Begin

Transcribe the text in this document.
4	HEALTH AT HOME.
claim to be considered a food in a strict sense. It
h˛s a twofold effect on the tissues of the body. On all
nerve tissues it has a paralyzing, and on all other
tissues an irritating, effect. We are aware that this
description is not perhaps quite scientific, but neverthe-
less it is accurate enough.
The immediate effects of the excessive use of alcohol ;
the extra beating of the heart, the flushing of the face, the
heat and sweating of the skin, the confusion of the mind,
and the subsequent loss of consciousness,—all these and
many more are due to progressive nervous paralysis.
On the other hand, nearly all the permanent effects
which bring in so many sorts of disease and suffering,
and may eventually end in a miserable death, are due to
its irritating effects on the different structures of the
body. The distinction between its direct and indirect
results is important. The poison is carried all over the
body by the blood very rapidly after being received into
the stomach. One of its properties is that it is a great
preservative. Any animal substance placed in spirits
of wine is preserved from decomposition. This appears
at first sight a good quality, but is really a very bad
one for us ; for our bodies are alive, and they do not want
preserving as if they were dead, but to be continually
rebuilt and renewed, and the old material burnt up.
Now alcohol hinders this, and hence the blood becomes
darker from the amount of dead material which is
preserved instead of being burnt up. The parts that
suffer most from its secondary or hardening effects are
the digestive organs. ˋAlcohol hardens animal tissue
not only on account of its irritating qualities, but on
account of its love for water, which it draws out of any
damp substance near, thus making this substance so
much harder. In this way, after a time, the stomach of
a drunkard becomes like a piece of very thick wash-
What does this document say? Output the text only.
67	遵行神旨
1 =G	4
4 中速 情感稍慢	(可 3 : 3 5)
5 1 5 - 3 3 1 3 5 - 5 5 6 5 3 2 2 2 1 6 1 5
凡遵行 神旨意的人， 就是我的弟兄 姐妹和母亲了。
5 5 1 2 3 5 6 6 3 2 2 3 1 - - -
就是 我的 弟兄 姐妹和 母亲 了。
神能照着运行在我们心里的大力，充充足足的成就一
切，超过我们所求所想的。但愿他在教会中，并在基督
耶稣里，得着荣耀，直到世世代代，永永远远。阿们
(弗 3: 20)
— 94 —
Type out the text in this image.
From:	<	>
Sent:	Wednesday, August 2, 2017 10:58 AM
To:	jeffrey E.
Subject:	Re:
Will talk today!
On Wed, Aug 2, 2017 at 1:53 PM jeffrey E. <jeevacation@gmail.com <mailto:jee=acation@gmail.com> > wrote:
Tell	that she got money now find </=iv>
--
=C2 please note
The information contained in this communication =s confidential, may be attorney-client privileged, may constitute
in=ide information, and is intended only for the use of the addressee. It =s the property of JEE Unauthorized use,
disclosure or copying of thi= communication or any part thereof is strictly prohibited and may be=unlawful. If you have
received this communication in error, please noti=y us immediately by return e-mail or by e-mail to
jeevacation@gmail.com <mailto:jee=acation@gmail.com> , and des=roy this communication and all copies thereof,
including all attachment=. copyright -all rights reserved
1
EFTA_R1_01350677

End

[WORK TO COMPLETE] Copy out every line of the data that includes "irritating".

[EXERCISE RESULT]
tissues an irritating, effect. We are aware that this
its irritating effects on the different structures of the
not only on account of its irritating qualities, but on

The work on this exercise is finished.